**Requirement:** Exactly as written, repeat all of the records below.

**Data section:**
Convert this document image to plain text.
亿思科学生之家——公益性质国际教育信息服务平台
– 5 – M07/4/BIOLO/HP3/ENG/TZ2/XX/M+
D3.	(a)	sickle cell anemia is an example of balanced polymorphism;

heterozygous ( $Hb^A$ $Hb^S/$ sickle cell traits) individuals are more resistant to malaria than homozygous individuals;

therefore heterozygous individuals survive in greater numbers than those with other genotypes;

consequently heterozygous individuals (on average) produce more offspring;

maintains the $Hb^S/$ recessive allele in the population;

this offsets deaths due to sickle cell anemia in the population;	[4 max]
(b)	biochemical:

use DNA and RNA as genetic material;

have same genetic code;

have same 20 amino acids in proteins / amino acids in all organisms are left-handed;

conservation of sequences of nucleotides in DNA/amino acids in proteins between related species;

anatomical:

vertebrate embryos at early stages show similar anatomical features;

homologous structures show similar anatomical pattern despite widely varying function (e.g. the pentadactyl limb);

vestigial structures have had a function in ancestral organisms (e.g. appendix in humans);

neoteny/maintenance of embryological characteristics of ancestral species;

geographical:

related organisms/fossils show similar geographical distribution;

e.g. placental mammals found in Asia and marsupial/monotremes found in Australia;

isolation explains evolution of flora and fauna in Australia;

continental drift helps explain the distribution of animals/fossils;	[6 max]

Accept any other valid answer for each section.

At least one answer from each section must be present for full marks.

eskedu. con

**Result below:**
Convert this document image to plain text.
亿思科学生之家——公益性质国际教育信息服务平台
– 5 – M07/4/BIOLO/HP3/ENG/TZ2/XX/M+
D3.	(a)	sickle cell anemia is an example of balanced polymorphism;

heterozygous ( $Hb^A$ $Hb^S/$ sickle cell traits) individuals are more resistant to malaria than homozygous individuals;

therefore heterozygous individuals survive in greater numbers than those with other genotypes;

consequently heterozygous individuals (on average) produce more offspring;

maintains the $Hb^S/$ recessive allele in the population;

this offsets deaths due to sickle cell anemia in the population;	[4 max]
(b)	biochemical:

use DNA and RNA as genetic material;

have same genetic code;

have same 20 amino acids in proteins / amino acids in all organisms are left-handed;

conservation of sequences of nucleotides in DNA/amino acids in proteins between related species;

anatomical:

vertebrate embryos at early stages show similar anatomical features;

homologous structures show similar anatomical pattern despite widely varying function (e.g. the pentadactyl limb);

vestigial structures have had a function in ancestral organisms (e.g. appendix in humans);

neoteny/maintenance of embryological characteristics of ancestral species;

geographical:

related organisms/fossils show similar geographical distribution;

e.g. placental mammals found in Asia and marsupial/monotremes found in Australia;

isolation explains evolution of flora and fauna in Australia;

continental drift helps explain the distribution of animals/fossils;	[6 max]

Accept any other valid answer for each section.

At least one answer from each section must be present for full marks.

eskedu. con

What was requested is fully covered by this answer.